**Task prompt**: Write out the listing below exactly, and omit any images you find in it.

===== Dataset records =====

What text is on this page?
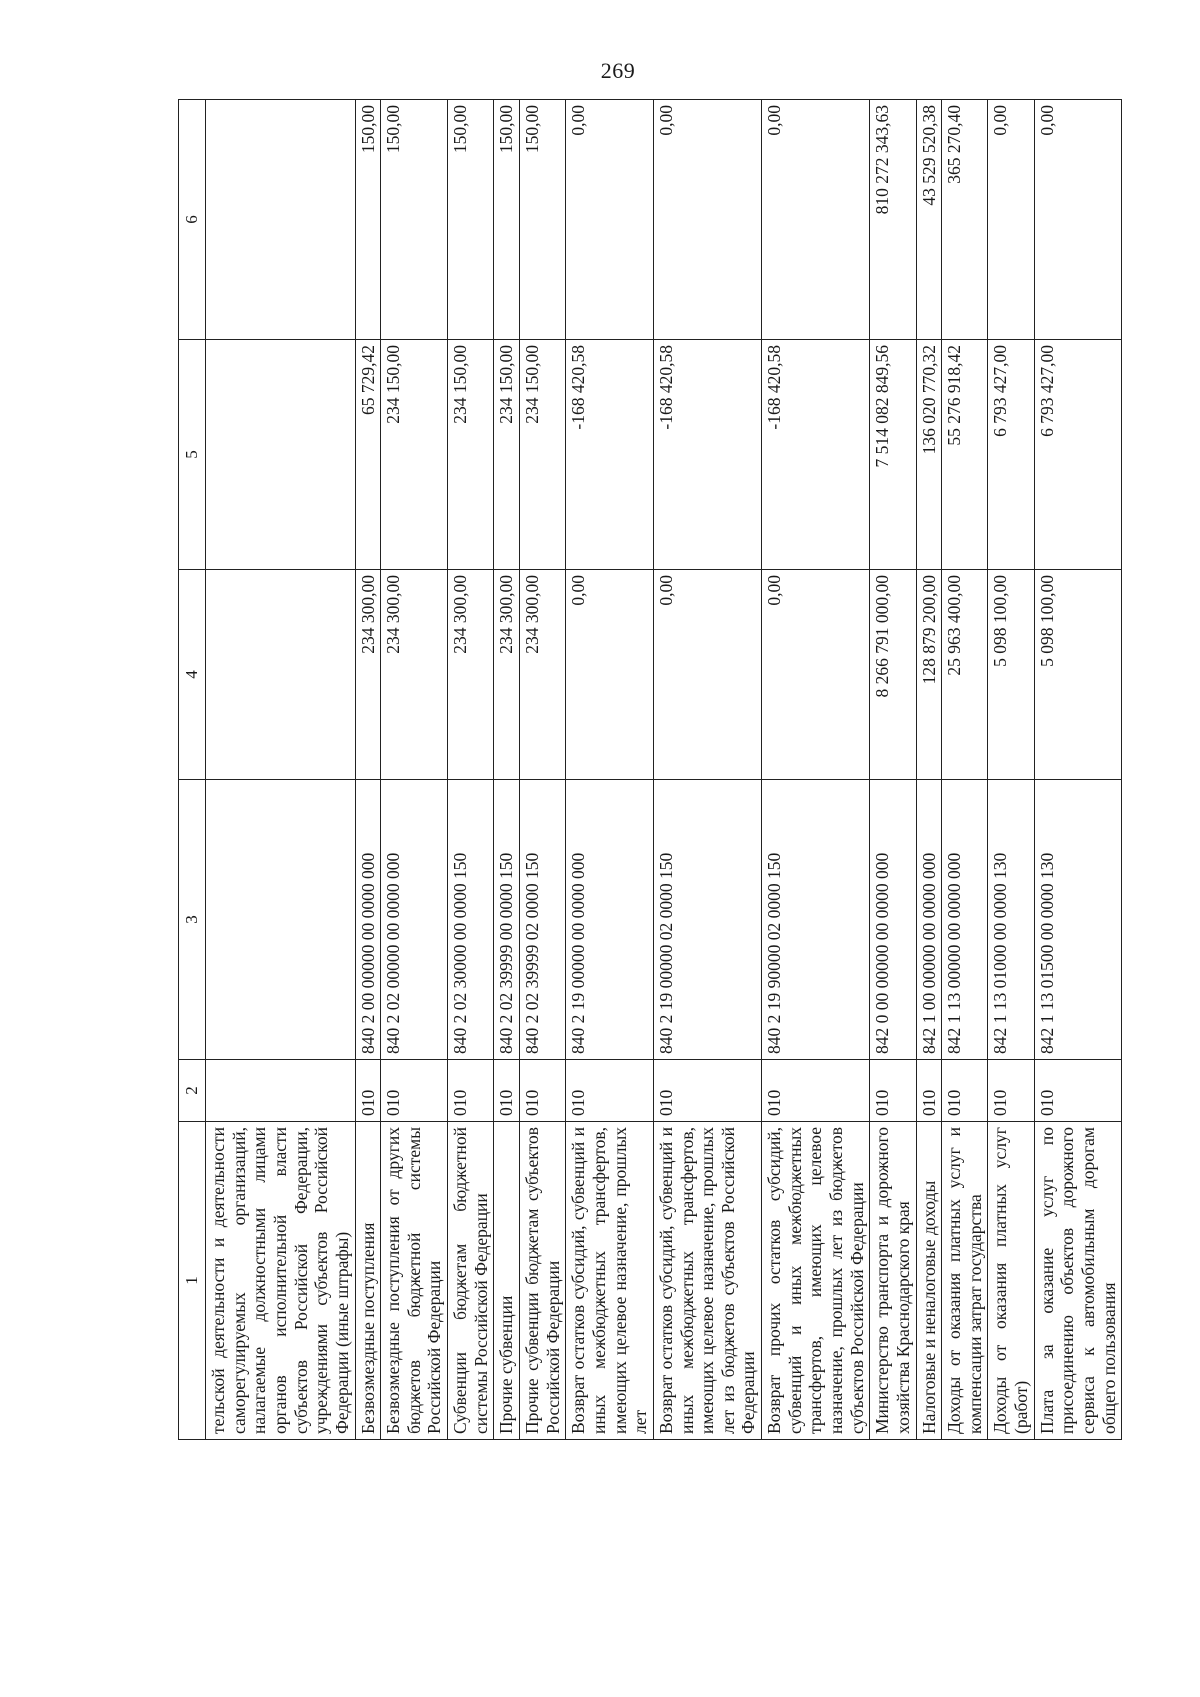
269
1	2	3	4	5	6
тельской деятельности и деятельности саморегулируемых организаций, налагаемые должностными лицами органов исполнительной власти субъектов Российской Федерации, учреждениями субъектов Российской Федерации (иные штрафы)					
Безвозмездные поступления	010	840 2 00 00000 00 0000 000	234 300,00	65 729,42	150,00
Безвозмездные поступления от других бюджетов бюджетной системы Российской Федерации	010	840 2 02 00000 00 0000 000	234 300,00	234 150,00	150,00
Субвенции бюджетам бюджетной системы Российской Федерации	010	840 2 02 30000 00 0000 150	234 300,00	234 150,00	150,00
Прочие субвенции	010	840 2 02 39999 00 0000 150	234 300,00	234 150,00	150,00
Прочие субвенции бюджетам субъектов Российской Федерации	010	840 2 02 39999 02 0000 150	234 300,00	234 150,00	150,00
Возврат остатков субсидий, субвенций и иных межбюджетных трансфертов, имеющих целевое назначение, прошлых лет	010	840 2 19 00000 00 0000 000	0,00	-168 420,58	0,00
Возврат остатков субсидий, субвенций и иных межбюджетных трансфертов, имеющих целевое назначение, прошлых лет из бюджетов субъектов Российской Федерации	010	840 2 19 00000 02 0000 150	0,00	-168 420,58	0,00
Возврат прочих остатков субсидий, субвенций и иных межбюджетных трансфертов, имеющих целевое назначение, прошлых лет из бюджетов субъектов Российской Федерации	010	840 2 19 90000 02 0000 150	0,00	-168 420,58	0,00
Министерство транспорта и дорожного хозяйства Краснодарского края	010	842 0 00 00000 00 0000 000	8 266 791 000,00	7 514 082 849,56	810 272 343,63
Налоговые и неналоговые доходы	010	842 1 00 00000 00 0000 000	128 879 200,00	136 020 770,32	43 529 520,38
Доходы от оказания платных услуг и компенсации затрат государства	010	842 1 13 00000 00 0000 000	25 963 400,00	55 276 918,42	365 270,40
Доходы от оказания платных услуг (работ)	010	842 1 13 01000 00 0000 130	5 098 100,00	6 793 427,00	0,00
Плата за оказание услуг по присоединению объектов дорожного сервиса к автомобильным дорогам общего пользования	010	842 1 13 01500 00 0000 130	5 098 100,00	6 793 427,00	0,00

=====

**Answer to the problem**:
What text is on this page?
269
1	2	3	4	5	6
тельской деятельности и деятельности саморегулируемых организаций, налагаемые должностными лицами органов исполнительной власти субъектов Российской Федерации, учреждениями субъектов Российской Федерации (иные штрафы)					
Безвозмездные поступления	010	840 2 00 00000 00 0000 000	234 300,00	65 729,42	150,00
Безвозмездные поступления от других бюджетов бюджетной системы Российской Федерации	010	840 2 02 00000 00 0000 000	234 300,00	234 150,00	150,00
Субвенции бюджетам бюджетной системы Российской Федерации	010	840 2 02 30000 00 0000 150	234 300,00	234 150,00	150,00
Прочие субвенции	010	840 2 02 39999 00 0000 150	234 300,00	234 150,00	150,00
Прочие субвенции бюджетам субъектов Российской Федерации	010	840 2 02 39999 02 0000 150	234 300,00	234 150,00	150,00
Возврат остатков субсидий, субвенций и иных межбюджетных трансфертов, имеющих целевое назначение, прошлых лет	010	840 2 19 00000 00 0000 000	0,00	-168 420,58	0,00
Возврат остатков субсидий, субвенций и иных межбюджетных трансфертов, имеющих целевое назначение, прошлых лет из бюджетов субъектов Российской Федерации	010	840 2 19 00000 02 0000 150	0,00	-168 420,58	0,00
Возврат прочих остатков субсидий, субвенций и иных межбюджетных трансфертов, имеющих целевое назначение, прошлых лет из бюджетов субъектов Российской Федерации	010	840 2 19 90000 02 0000 150	0,00	-168 420,58	0,00
Министерство транспорта и дорожного хозяйства Краснодарского края	010	842 0 00 00000 00 0000 000	8 266 791 000,00	7 514 082 849,56	810 272 343,63
Налоговые и неналоговые доходы	010	842 1 00 00000 00 0000 000	128 879 200,00	136 020 770,32	43 529 520,38
Доходы от оказания платных услуг и компенсации затрат государства	010	842 1 13 00000 00 0000 000	25 963 400,00	55 276 918,42	365 270,40
Доходы от оказания платных услуг (работ)	010	842 1 13 01000 00 0000 130	5 098 100,00	6 793 427,00	0,00
Плата за оказание услуг по присоединению объектов дорожного сервиса к автомобильным дорогам общего пользования	010	842 1 13 01500 00 0000 130	5 098 100,00	6 793 427,00	0,00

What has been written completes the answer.